**DIRECTIONS:** Please set down all the lines beneath this one exactly, without the pictures.

**DATA FOR THIS EXERCISE:**
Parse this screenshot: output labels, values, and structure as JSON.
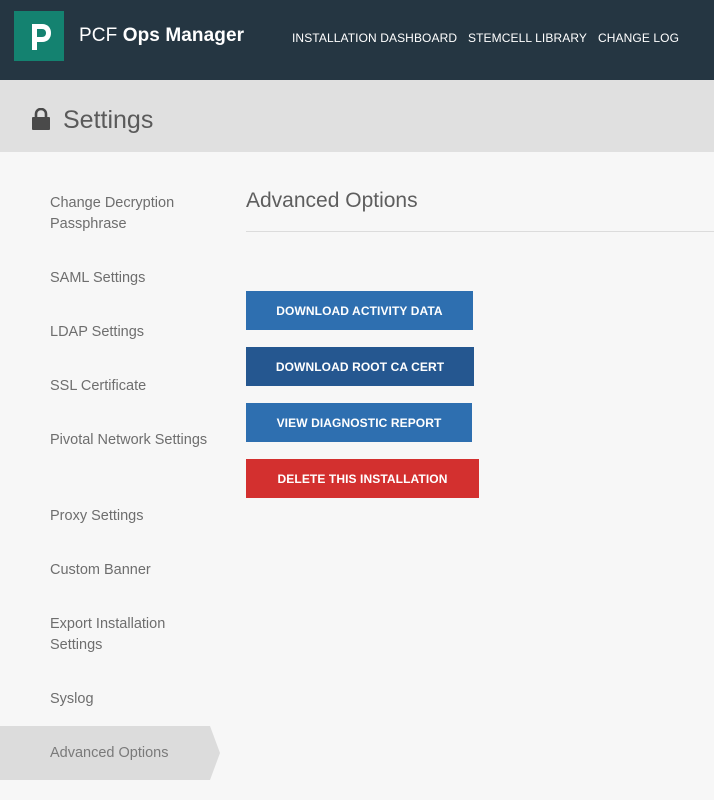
{
  "header": {
    "brand_prefix": "PCF",
    "brand_name": "Ops Manager",
    "logo_letter": "P",
    "nav": [
      {
        "label": "INSTALLATION DASHBOARD"
      },
      {
        "label": "STEMCELL LIBRARY"
      },
      {
        "label": "CHANGE LOG"
      }
    ]
  },
  "page": {
    "title": "Settings",
    "icon": "lock-icon"
  },
  "sidebar": {
    "items": [
      {
        "label": "Change Decryption Passphrase"
      },
      {
        "label": "SAML Settings"
      },
      {
        "label": "LDAP Settings"
      },
      {
        "label": "SSL Certificate"
      },
      {
        "label": "Pivotal Network Settings"
      },
      {
        "label": "Proxy Settings"
      },
      {
        "label": "Custom Banner"
      },
      {
        "label": "Export Installation Settings"
      },
      {
        "label": "Syslog"
      },
      {
        "label": "Advanced Options",
        "active": true
      }
    ]
  },
  "main": {
    "section_title": "Advanced Options",
    "buttons": [
      {
        "label": "DOWNLOAD ACTIVITY DATA"
      },
      {
        "label": "DOWNLOAD ROOT CA CERT"
      },
      {
        "label": "VIEW DIAGNOSTIC REPORT"
      },
      {
        "label": "DELETE THIS INSTALLATION"
      }
    ]
  },
  "colors": {
    "header_bg": "#253642",
    "logo_bg": "#148270",
    "titlebar_bg": "#e0e0e0",
    "primary_button": "#2e6fb0",
    "primary_button_dark": "#255790",
    "danger_button": "#d3302f",
    "active_sidebar_bg": "#dcdcdc"
  }
}
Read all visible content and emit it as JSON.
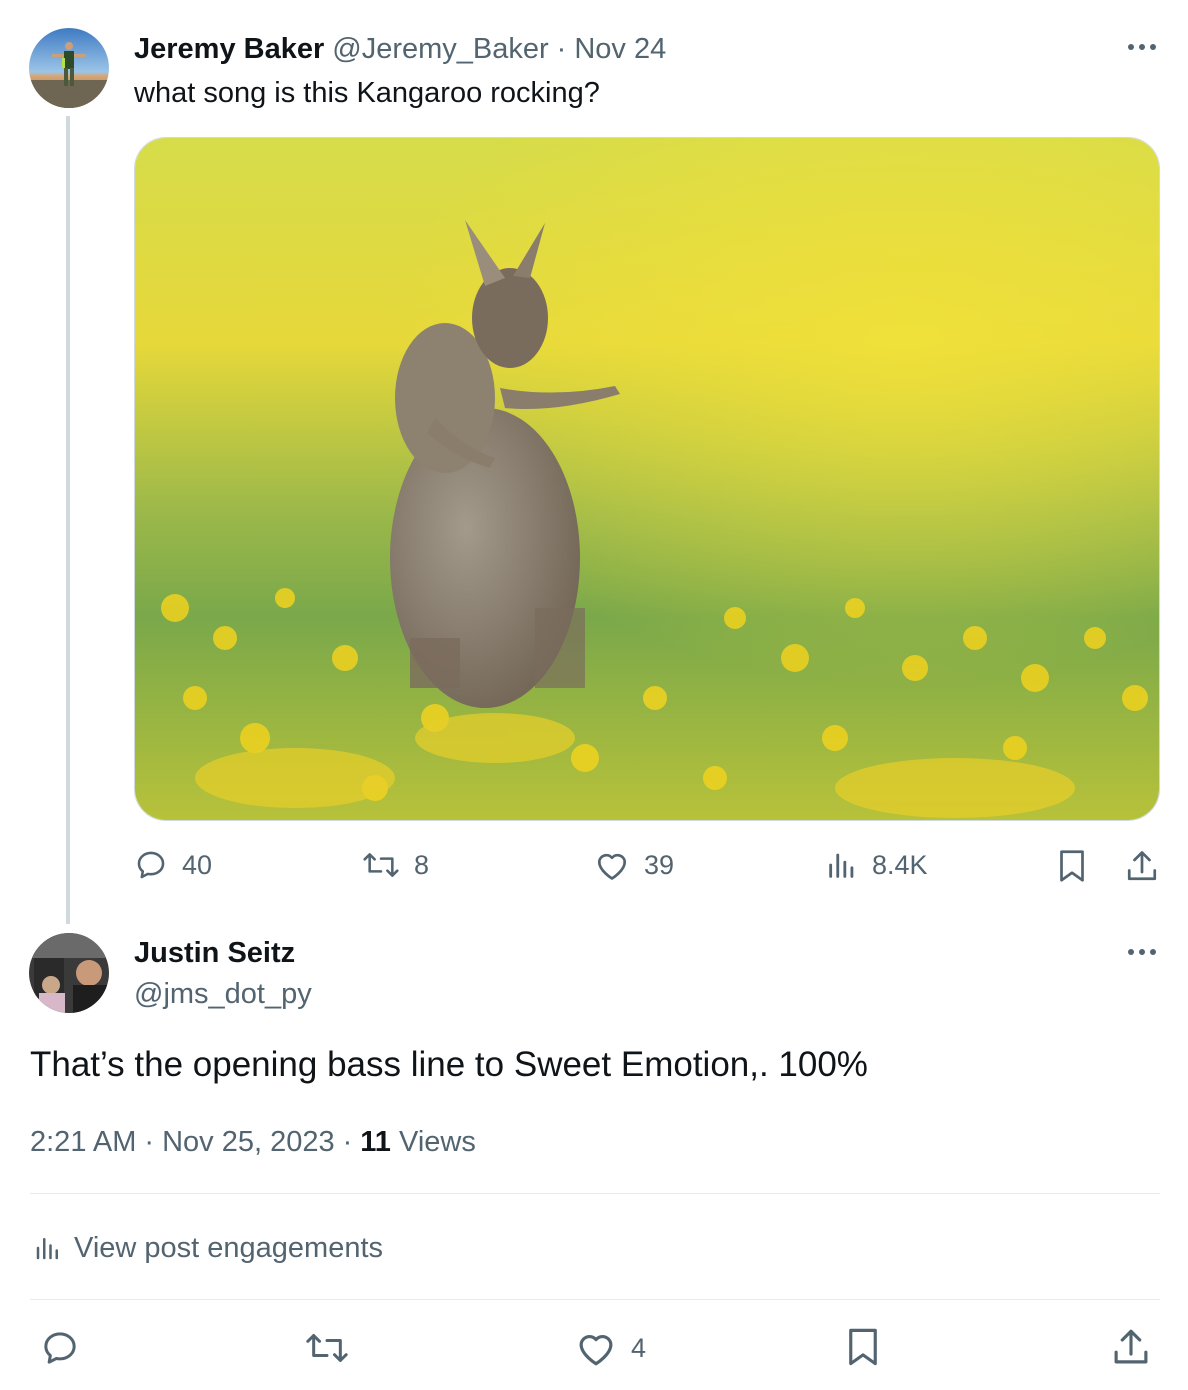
{
  "parent_post": {
    "author_name": "Jeremy Baker",
    "handle": "@Jeremy_Baker",
    "separator": "·",
    "date": "Nov 24",
    "text": "what song is this Kangaroo rocking?",
    "media_alt": "kangaroo standing in a field of yellow flowers",
    "actions": {
      "replies": "40",
      "reposts": "8",
      "likes": "39",
      "views": "8.4K"
    }
  },
  "reply_post": {
    "author_name": "Justin Seitz",
    "handle": "@jms_dot_py",
    "text": "That’s the opening bass line to Sweet Emotion,. 100%",
    "time": "2:21 AM",
    "separator1": "·",
    "date": "Nov 25, 2023",
    "separator2": "·",
    "views_count": "11",
    "views_label": "Views",
    "engagements_link": "View post engagements",
    "actions": {
      "likes": "4"
    }
  },
  "colors": {
    "text_primary": "#0f1419",
    "text_secondary": "#536471",
    "thread_line": "#cfd9de",
    "divider": "#e6eaed"
  },
  "icons": [
    "more-icon",
    "reply-icon",
    "repost-icon",
    "like-icon",
    "views-icon",
    "bookmark-icon",
    "share-icon"
  ]
}
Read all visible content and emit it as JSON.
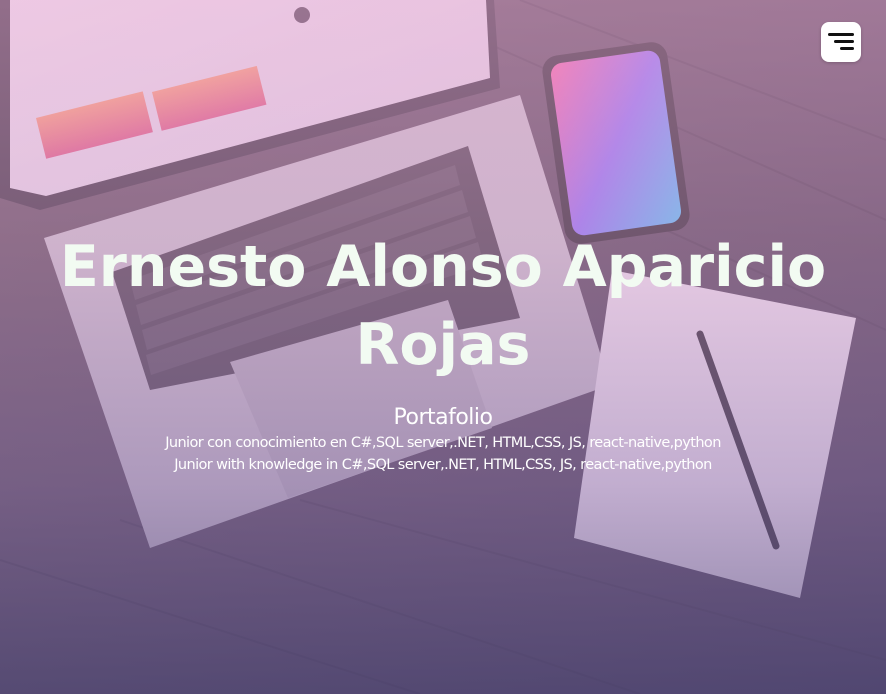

**EXERCISE RESULT:**
Parse this screenshot: output labels, values, and structure as JSON.
{
  "header": {
    "brand_prefix": "PCF",
    "brand_name": "Ops Manager",
    "logo_letter": "P",
    "nav": [
      {
        "label": "INSTALLATION DASHBOARD"
      },
      {
        "label": "STEMCELL LIBRARY"
      },
      {
        "label": "CHANGE LOG"
      }
    ]
  },
  "page": {
    "title": "Settings",
    "icon": "lock-icon"
  },
  "sidebar": {
    "items": [
      {
        "label": "Change Decryption Passphrase"
      },
      {
        "label": "SAML Settings"
      },
      {
        "label": "LDAP Settings"
      },
      {
        "label": "SSL Certificate"
      },
      {
        "label": "Pivotal Network Settings"
      },
      {
        "label": "Proxy Settings"
      },
      {
        "label": "Custom Banner"
      },
      {
        "label": "Export Installation Settings"
      },
      {
        "label": "Syslog"
      },
      {
        "label": "Advanced Options",
        "active": true
      }
    ]
  },
  "main": {
    "section_title": "Advanced Options",
    "buttons": [
      {
        "label": "DOWNLOAD ACTIVITY DATA"
      },
      {
        "label": "DOWNLOAD ROOT CA CERT"
      },
      {
        "label": "VIEW DIAGNOSTIC REPORT"
      },
      {
        "label": "DELETE THIS INSTALLATION"
      }
    ]
  },
  "colors": {
    "header_bg": "#253642",
    "logo_bg": "#148270",
    "titlebar_bg": "#e0e0e0",
    "primary_button": "#2e6fb0",
    "primary_button_dark": "#255790",
    "danger_button": "#d3302f",
    "active_sidebar_bg": "#dcdcdc"
  }
}
Read all visible content and emit it as JSON.
{
  "parent_post": {
    "author_name": "Jeremy Baker",
    "handle": "@Jeremy_Baker",
    "separator": "·",
    "date": "Nov 24",
    "text": "what song is this Kangaroo rocking?",
    "media_alt": "kangaroo standing in a field of yellow flowers",
    "actions": {
      "replies": "40",
      "reposts": "8",
      "likes": "39",
      "views": "8.4K"
    }
  },
  "reply_post": {
    "author_name": "Justin Seitz",
    "handle": "@jms_dot_py",
    "text": "That’s the opening bass line to Sweet Emotion,. 100%",
    "time": "2:21 AM",
    "separator1": "·",
    "date": "Nov 25, 2023",
    "separator2": "·",
    "views_count": "11",
    "views_label": "Views",
    "engagements_link": "View post engagements",
    "actions": {
      "likes": "4"
    }
  },
  "colors": {
    "text_primary": "#0f1419",
    "text_secondary": "#536471",
    "thread_line": "#cfd9de",
    "divider": "#e6eaed"
  },
  "icons": [
    "more-icon",
    "reply-icon",
    "repost-icon",
    "like-icon",
    "views-icon",
    "bookmark-icon",
    "share-icon"
  ]
}
Read all visible content and emit it as JSON.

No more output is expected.